» WORK REQUIRED: Return each entry exactly, omitting nothing.

» DATASET:
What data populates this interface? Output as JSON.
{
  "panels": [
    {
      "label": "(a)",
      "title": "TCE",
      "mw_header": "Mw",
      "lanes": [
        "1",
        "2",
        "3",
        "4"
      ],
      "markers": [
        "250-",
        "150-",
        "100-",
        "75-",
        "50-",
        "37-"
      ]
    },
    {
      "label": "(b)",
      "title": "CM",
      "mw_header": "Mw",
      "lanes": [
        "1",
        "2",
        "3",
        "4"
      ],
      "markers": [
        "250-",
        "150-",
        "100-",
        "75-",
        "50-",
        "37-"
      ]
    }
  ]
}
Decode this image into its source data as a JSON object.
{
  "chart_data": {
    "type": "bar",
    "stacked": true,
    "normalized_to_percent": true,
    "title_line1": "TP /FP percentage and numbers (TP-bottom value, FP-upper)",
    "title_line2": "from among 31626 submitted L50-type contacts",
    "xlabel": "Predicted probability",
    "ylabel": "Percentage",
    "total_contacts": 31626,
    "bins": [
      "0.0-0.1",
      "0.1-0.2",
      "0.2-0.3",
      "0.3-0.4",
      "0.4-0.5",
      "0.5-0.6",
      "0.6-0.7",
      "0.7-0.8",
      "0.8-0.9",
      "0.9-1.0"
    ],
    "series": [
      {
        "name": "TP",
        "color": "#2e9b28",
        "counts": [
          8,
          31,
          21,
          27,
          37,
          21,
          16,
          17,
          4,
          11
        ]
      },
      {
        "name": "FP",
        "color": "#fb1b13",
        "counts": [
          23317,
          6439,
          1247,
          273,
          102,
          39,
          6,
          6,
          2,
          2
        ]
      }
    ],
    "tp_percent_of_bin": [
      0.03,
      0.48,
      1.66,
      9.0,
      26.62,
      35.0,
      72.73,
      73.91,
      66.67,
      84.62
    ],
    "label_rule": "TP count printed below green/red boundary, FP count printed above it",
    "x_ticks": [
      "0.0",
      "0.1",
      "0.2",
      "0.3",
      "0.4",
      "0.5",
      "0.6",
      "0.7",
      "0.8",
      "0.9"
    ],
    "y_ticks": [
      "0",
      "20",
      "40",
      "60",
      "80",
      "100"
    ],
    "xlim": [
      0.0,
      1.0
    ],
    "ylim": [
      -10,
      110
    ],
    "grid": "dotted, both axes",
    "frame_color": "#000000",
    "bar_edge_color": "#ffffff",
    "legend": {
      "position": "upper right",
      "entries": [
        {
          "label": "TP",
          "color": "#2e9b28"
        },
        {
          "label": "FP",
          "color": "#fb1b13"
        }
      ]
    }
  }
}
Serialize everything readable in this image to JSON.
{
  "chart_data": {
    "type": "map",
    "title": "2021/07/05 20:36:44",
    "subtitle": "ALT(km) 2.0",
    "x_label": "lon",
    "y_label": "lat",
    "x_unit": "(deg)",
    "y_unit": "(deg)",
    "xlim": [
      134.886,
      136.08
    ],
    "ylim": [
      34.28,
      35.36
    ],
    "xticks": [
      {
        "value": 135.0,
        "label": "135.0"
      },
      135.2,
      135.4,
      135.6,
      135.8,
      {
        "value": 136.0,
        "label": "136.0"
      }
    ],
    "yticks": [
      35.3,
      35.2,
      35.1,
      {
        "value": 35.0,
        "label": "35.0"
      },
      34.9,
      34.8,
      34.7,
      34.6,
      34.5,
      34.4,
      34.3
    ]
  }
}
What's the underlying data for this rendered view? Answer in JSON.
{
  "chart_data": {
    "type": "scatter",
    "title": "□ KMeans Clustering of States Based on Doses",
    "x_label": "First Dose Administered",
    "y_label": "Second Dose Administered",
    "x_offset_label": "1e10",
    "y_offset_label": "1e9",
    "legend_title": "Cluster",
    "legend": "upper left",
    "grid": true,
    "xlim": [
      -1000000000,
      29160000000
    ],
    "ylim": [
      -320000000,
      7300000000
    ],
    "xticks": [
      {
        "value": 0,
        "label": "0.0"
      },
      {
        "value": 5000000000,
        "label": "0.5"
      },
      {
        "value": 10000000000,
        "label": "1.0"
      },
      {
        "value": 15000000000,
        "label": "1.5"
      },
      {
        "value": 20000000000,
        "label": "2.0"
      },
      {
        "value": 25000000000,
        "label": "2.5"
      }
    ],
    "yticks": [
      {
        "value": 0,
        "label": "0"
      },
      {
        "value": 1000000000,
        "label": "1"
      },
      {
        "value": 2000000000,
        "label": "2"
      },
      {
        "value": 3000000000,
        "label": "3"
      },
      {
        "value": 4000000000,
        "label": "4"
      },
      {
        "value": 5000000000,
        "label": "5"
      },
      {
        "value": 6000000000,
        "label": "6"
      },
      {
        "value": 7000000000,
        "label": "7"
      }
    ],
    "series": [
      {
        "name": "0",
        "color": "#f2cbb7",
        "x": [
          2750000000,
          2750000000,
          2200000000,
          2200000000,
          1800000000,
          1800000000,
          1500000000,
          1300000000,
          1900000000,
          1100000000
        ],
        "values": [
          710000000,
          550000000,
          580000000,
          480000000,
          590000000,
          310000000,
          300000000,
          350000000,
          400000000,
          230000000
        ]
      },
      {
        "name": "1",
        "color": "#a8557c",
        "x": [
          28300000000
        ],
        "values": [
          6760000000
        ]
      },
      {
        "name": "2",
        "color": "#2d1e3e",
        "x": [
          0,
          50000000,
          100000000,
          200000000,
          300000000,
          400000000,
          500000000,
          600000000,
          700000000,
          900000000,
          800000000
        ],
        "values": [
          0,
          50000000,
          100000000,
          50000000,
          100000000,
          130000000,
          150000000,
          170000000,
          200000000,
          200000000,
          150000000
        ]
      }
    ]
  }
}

» RESULT:
What data populates this interface? Output as JSON.
{
  "panels": [
    {
      "label": "(a)",
      "title": "TCE",
      "mw_header": "Mw",
      "lanes": [
        "1",
        "2",
        "3",
        "4"
      ],
      "markers": [
        "250-",
        "150-",
        "100-",
        "75-",
        "50-",
        "37-"
      ]
    },
    {
      "label": "(b)",
      "title": "CM",
      "mw_header": "Mw",
      "lanes": [
        "1",
        "2",
        "3",
        "4"
      ],
      "markers": [
        "250-",
        "150-",
        "100-",
        "75-",
        "50-",
        "37-"
      ]
    }
  ]
}
Decode this image into its source data as a JSON object.
{
  "chart_data": {
    "type": "bar",
    "stacked": true,
    "normalized_to_percent": true,
    "title_line1": "TP /FP percentage and numbers (TP-bottom value, FP-upper)",
    "title_line2": "from among 31626 submitted L50-type contacts",
    "xlabel": "Predicted probability",
    "ylabel": "Percentage",
    "total_contacts": 31626,
    "bins": [
      "0.0-0.1",
      "0.1-0.2",
      "0.2-0.3",
      "0.3-0.4",
      "0.4-0.5",
      "0.5-0.6",
      "0.6-0.7",
      "0.7-0.8",
      "0.8-0.9",
      "0.9-1.0"
    ],
    "series": [
      {
        "name": "TP",
        "color": "#2e9b28",
        "counts": [
          8,
          31,
          21,
          27,
          37,
          21,
          16,
          17,
          4,
          11
        ]
      },
      {
        "name": "FP",
        "color": "#fb1b13",
        "counts": [
          23317,
          6439,
          1247,
          273,
          102,
          39,
          6,
          6,
          2,
          2
        ]
      }
    ],
    "tp_percent_of_bin": [
      0.03,
      0.48,
      1.66,
      9.0,
      26.62,
      35.0,
      72.73,
      73.91,
      66.67,
      84.62
    ],
    "label_rule": "TP count printed below green/red boundary, FP count printed above it",
    "x_ticks": [
      "0.0",
      "0.1",
      "0.2",
      "0.3",
      "0.4",
      "0.5",
      "0.6",
      "0.7",
      "0.8",
      "0.9"
    ],
    "y_ticks": [
      "0",
      "20",
      "40",
      "60",
      "80",
      "100"
    ],
    "xlim": [
      0.0,
      1.0
    ],
    "ylim": [
      -10,
      110
    ],
    "grid": "dotted, both axes",
    "frame_color": "#000000",
    "bar_edge_color": "#ffffff",
    "legend": {
      "position": "upper right",
      "entries": [
        {
          "label": "TP",
          "color": "#2e9b28"
        },
        {
          "label": "FP",
          "color": "#fb1b13"
        }
      ]
    }
  }
}
Serialize everything readable in this image to JSON.
{
  "chart_data": {
    "type": "map",
    "title": "2021/07/05 20:36:44",
    "subtitle": "ALT(km) 2.0",
    "x_label": "lon",
    "y_label": "lat",
    "x_unit": "(deg)",
    "y_unit": "(deg)",
    "xlim": [
      134.886,
      136.08
    ],
    "ylim": [
      34.28,
      35.36
    ],
    "xticks": [
      {
        "value": 135.0,
        "label": "135.0"
      },
      135.2,
      135.4,
      135.6,
      135.8,
      {
        "value": 136.0,
        "label": "136.0"
      }
    ],
    "yticks": [
      35.3,
      35.2,
      35.1,
      {
        "value": 35.0,
        "label": "35.0"
      },
      34.9,
      34.8,
      34.7,
      34.6,
      34.5,
      34.4,
      34.3
    ]
  }
}
What's the underlying data for this rendered view? Answer in JSON.
{
  "chart_data": {
    "type": "scatter",
    "title": "□ KMeans Clustering of States Based on Doses",
    "x_label": "First Dose Administered",
    "y_label": "Second Dose Administered",
    "x_offset_label": "1e10",
    "y_offset_label": "1e9",
    "legend_title": "Cluster",
    "legend": "upper left",
    "grid": true,
    "xlim": [
      -1000000000,
      29160000000
    ],
    "ylim": [
      -320000000,
      7300000000
    ],
    "xticks": [
      {
        "value": 0,
        "label": "0.0"
      },
      {
        "value": 5000000000,
        "label": "0.5"
      },
      {
        "value": 10000000000,
        "label": "1.0"
      },
      {
        "value": 15000000000,
        "label": "1.5"
      },
      {
        "value": 20000000000,
        "label": "2.0"
      },
      {
        "value": 25000000000,
        "label": "2.5"
      }
    ],
    "yticks": [
      {
        "value": 0,
        "label": "0"
      },
      {
        "value": 1000000000,
        "label": "1"
      },
      {
        "value": 2000000000,
        "label": "2"
      },
      {
        "value": 3000000000,
        "label": "3"
      },
      {
        "value": 4000000000,
        "label": "4"
      },
      {
        "value": 5000000000,
        "label": "5"
      },
      {
        "value": 6000000000,
        "label": "6"
      },
      {
        "value": 7000000000,
        "label": "7"
      }
    ],
    "series": [
      {
        "name": "0",
        "color": "#f2cbb7",
        "x": [
          2750000000,
          2750000000,
          2200000000,
          2200000000,
          1800000000,
          1800000000,
          1500000000,
          1300000000,
          1900000000,
          1100000000
        ],
        "values": [
          710000000,
          550000000,
          580000000,
          480000000,
          590000000,
          310000000,
          300000000,
          350000000,
          400000000,
          230000000
        ]
      },
      {
        "name": "1",
        "color": "#a8557c",
        "x": [
          28300000000
        ],
        "values": [
          6760000000
        ]
      },
      {
        "name": "2",
        "color": "#2d1e3e",
        "x": [
          0,
          50000000,
          100000000,
          200000000,
          300000000,
          400000000,
          500000000,
          600000000,
          700000000,
          900000000,
          800000000
        ],
        "values": [
          0,
          50000000,
          100000000,
          50000000,
          100000000,
          130000000,
          150000000,
          170000000,
          200000000,
          200000000,
          150000000
        ]
      }
    ]
  }
}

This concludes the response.